■ Record list
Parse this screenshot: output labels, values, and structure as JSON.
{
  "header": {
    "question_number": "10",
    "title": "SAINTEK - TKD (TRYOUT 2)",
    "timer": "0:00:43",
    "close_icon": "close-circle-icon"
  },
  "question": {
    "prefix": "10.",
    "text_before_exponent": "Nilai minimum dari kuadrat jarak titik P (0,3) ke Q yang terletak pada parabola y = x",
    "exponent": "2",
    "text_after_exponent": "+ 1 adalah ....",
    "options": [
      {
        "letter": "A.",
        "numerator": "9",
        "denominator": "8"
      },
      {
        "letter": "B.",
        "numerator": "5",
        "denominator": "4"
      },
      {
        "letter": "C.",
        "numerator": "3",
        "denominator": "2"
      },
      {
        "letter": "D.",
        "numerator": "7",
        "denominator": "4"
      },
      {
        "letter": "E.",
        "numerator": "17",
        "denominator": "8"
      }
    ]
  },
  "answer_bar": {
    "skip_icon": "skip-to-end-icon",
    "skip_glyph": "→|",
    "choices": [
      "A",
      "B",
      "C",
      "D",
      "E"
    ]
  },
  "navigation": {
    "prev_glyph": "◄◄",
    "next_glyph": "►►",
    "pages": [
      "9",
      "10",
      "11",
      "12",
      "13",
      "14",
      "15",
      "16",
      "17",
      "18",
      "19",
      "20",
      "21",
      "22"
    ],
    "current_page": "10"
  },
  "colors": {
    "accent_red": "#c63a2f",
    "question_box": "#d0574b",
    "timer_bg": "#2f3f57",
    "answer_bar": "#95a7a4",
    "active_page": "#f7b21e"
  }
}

■ Exercise requirements
Extract all lines as given.

■ Answer to this exercise
Parse this screenshot: output labels, values, and structure as JSON.
{
  "header": {
    "question_number": "10",
    "title": "SAINTEK - TKD (TRYOUT 2)",
    "timer": "0:00:43",
    "close_icon": "close-circle-icon"
  },
  "question": {
    "prefix": "10.",
    "text_before_exponent": "Nilai minimum dari kuadrat jarak titik P (0,3) ke Q yang terletak pada parabola y = x",
    "exponent": "2",
    "text_after_exponent": "+ 1 adalah ....",
    "options": [
      {
        "letter": "A.",
        "numerator": "9",
        "denominator": "8"
      },
      {
        "letter": "B.",
        "numerator": "5",
        "denominator": "4"
      },
      {
        "letter": "C.",
        "numerator": "3",
        "denominator": "2"
      },
      {
        "letter": "D.",
        "numerator": "7",
        "denominator": "4"
      },
      {
        "letter": "E.",
        "numerator": "17",
        "denominator": "8"
      }
    ]
  },
  "answer_bar": {
    "skip_icon": "skip-to-end-icon",
    "skip_glyph": "→|",
    "choices": [
      "A",
      "B",
      "C",
      "D",
      "E"
    ]
  },
  "navigation": {
    "prev_glyph": "◄◄",
    "next_glyph": "►►",
    "pages": [
      "9",
      "10",
      "11",
      "12",
      "13",
      "14",
      "15",
      "16",
      "17",
      "18",
      "19",
      "20",
      "21",
      "22"
    ],
    "current_page": "10"
  },
  "colors": {
    "accent_red": "#c63a2f",
    "question_box": "#d0574b",
    "timer_bg": "#2f3f57",
    "answer_bar": "#95a7a4",
    "active_page": "#f7b21e"
  }
}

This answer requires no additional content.